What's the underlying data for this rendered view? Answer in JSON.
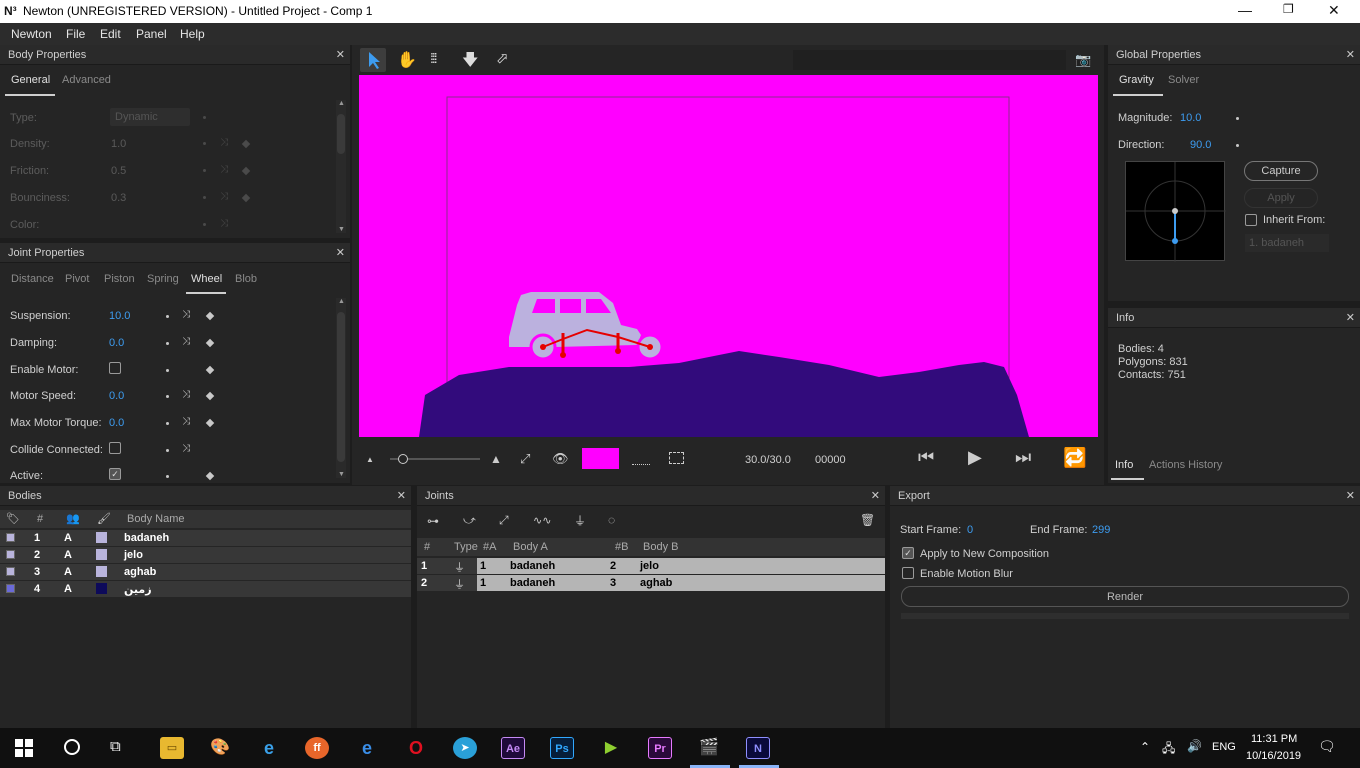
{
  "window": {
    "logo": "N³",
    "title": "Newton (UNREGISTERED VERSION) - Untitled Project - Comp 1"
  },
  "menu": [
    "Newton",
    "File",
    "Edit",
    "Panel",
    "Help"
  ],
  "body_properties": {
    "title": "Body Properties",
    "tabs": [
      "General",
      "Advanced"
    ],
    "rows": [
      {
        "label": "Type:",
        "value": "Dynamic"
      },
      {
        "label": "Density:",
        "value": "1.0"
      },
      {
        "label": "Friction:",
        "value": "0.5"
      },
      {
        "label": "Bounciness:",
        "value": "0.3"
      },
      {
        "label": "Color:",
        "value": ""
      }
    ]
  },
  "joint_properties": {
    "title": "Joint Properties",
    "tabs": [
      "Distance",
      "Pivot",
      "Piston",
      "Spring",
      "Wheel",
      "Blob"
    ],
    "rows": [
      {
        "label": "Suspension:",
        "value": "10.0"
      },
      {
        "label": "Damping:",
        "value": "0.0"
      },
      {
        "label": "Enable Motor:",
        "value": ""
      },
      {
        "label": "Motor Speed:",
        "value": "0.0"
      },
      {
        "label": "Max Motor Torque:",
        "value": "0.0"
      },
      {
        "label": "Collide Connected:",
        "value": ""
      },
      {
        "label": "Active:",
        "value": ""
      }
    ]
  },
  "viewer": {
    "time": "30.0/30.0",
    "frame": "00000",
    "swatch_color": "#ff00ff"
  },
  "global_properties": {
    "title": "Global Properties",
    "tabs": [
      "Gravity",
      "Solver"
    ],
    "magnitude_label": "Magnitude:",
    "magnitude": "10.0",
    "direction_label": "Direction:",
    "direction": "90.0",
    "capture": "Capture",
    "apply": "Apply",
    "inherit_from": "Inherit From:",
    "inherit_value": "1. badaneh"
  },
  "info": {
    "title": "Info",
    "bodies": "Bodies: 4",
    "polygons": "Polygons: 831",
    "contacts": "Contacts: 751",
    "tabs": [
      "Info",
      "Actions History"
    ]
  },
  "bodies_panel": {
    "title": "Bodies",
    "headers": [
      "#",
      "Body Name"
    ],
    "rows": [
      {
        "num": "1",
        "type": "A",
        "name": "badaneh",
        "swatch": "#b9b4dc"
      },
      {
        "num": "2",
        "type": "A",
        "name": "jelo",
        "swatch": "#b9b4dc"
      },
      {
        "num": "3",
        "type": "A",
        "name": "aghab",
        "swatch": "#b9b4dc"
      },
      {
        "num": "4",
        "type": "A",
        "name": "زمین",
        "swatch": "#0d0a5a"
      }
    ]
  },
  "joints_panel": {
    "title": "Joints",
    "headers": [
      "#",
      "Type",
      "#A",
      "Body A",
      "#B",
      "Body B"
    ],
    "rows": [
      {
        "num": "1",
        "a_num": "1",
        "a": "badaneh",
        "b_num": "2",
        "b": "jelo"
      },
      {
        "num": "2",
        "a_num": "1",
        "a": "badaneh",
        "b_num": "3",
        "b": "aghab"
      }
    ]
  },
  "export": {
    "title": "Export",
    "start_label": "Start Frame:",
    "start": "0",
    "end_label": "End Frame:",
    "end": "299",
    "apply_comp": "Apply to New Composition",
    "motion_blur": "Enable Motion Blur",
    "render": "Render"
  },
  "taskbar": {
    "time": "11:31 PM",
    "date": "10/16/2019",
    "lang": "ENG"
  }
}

□ □ □ □ □ □ □

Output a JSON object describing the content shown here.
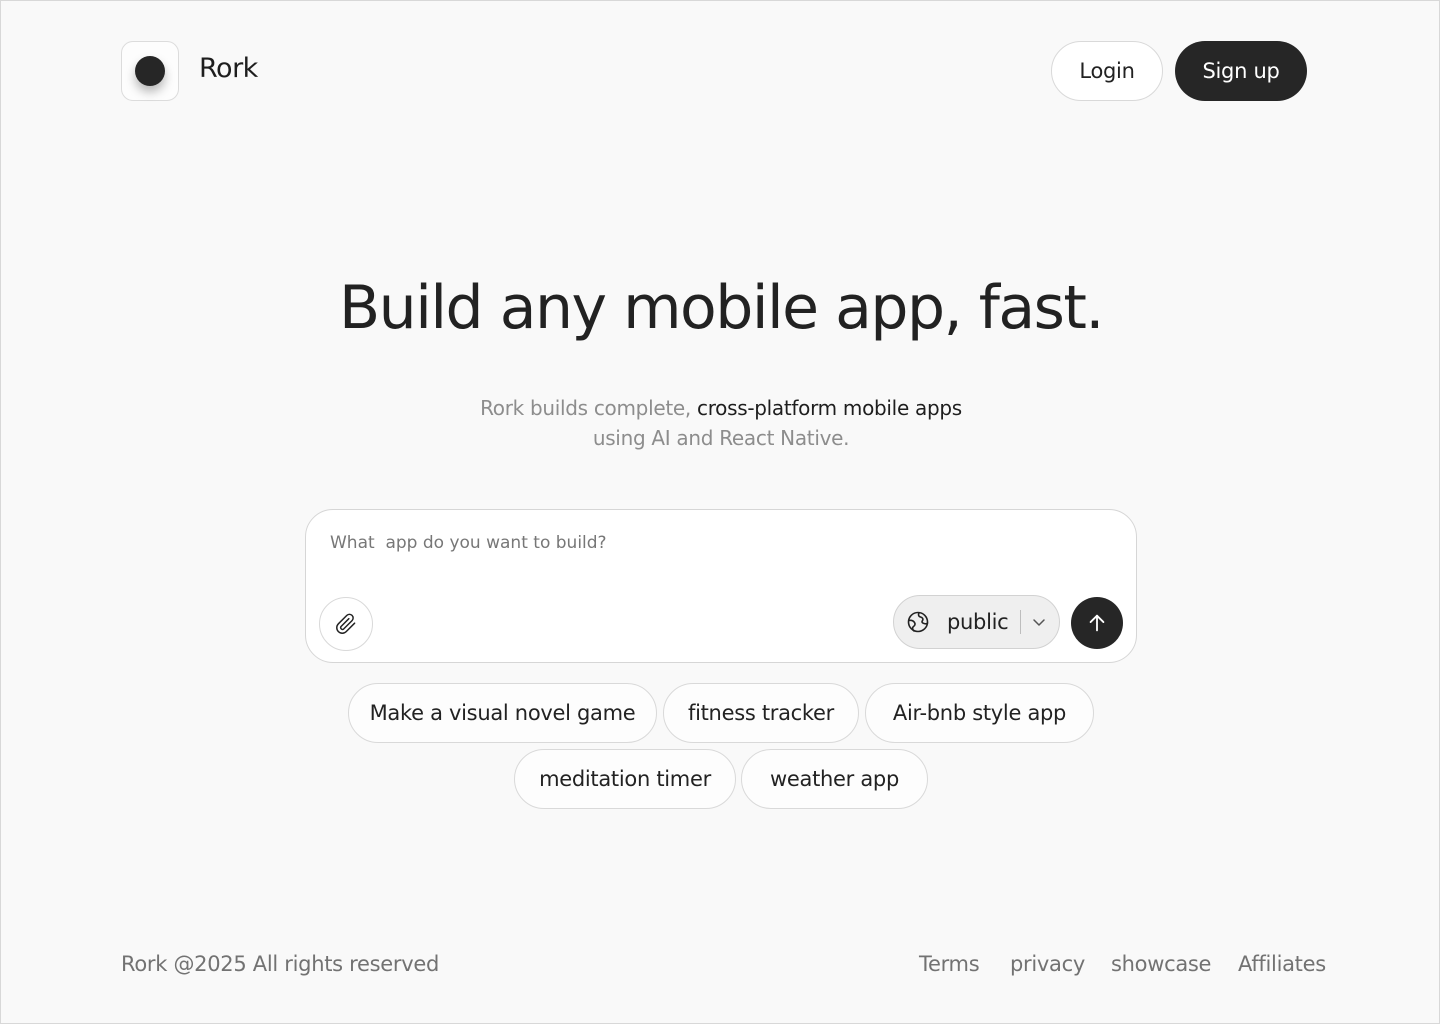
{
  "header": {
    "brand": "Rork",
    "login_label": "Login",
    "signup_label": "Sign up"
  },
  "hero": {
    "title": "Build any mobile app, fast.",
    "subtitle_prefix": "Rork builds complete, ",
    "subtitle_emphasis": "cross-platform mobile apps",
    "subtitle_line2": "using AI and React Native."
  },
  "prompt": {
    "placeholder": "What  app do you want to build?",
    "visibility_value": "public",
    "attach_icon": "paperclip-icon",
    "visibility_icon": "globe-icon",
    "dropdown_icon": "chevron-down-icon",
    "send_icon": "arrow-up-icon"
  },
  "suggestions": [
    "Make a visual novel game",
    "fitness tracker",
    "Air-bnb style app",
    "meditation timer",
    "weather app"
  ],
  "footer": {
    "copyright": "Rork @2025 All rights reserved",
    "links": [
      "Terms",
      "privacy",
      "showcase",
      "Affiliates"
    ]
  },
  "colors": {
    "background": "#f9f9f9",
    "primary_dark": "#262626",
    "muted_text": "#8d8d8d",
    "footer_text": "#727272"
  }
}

□ □ □ □ □ □ □

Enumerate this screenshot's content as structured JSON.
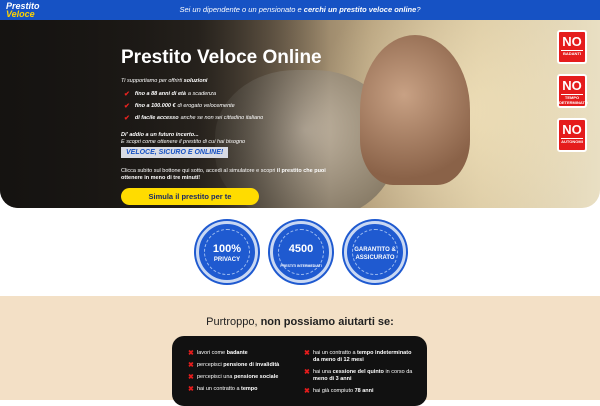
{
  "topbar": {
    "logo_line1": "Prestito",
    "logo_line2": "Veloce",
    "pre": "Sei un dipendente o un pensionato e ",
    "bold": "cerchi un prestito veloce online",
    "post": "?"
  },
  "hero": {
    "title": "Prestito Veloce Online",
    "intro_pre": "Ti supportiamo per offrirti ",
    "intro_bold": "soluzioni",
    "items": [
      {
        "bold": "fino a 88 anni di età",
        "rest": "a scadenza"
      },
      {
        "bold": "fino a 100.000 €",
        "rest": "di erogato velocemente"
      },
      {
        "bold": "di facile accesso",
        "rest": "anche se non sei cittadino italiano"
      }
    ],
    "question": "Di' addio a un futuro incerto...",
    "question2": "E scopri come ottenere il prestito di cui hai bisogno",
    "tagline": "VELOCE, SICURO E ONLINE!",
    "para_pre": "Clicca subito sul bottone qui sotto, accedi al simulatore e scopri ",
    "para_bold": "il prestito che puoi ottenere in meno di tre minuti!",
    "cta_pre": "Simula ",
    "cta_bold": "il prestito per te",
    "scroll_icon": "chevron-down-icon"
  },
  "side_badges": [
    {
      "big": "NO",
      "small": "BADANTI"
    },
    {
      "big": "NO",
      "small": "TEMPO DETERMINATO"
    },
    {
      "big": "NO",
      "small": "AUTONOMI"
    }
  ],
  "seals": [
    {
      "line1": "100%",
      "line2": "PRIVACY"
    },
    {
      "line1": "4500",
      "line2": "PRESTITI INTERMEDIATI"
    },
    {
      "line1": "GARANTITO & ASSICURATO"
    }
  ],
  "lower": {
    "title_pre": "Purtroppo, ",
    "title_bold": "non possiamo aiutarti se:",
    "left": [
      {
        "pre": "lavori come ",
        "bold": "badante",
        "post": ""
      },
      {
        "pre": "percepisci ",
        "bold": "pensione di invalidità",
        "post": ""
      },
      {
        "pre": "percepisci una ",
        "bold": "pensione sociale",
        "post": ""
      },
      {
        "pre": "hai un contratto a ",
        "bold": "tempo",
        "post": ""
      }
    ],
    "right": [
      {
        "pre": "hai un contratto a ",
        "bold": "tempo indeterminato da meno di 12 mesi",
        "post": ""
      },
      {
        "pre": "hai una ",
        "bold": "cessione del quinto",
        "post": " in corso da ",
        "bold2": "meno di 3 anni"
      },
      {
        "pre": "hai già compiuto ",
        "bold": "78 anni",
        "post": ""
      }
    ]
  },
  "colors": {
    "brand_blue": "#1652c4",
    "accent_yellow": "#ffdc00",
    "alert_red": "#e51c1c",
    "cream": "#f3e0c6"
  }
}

□ □ □ □ □ □ □

_Exercise prompt:_ Take every line above carrying "anni" and return it.

_Answer in full:_
        "bold": "fino a 88 anni di età",
        "bold2": "meno di 3 anni"
        "bold": "78 anni",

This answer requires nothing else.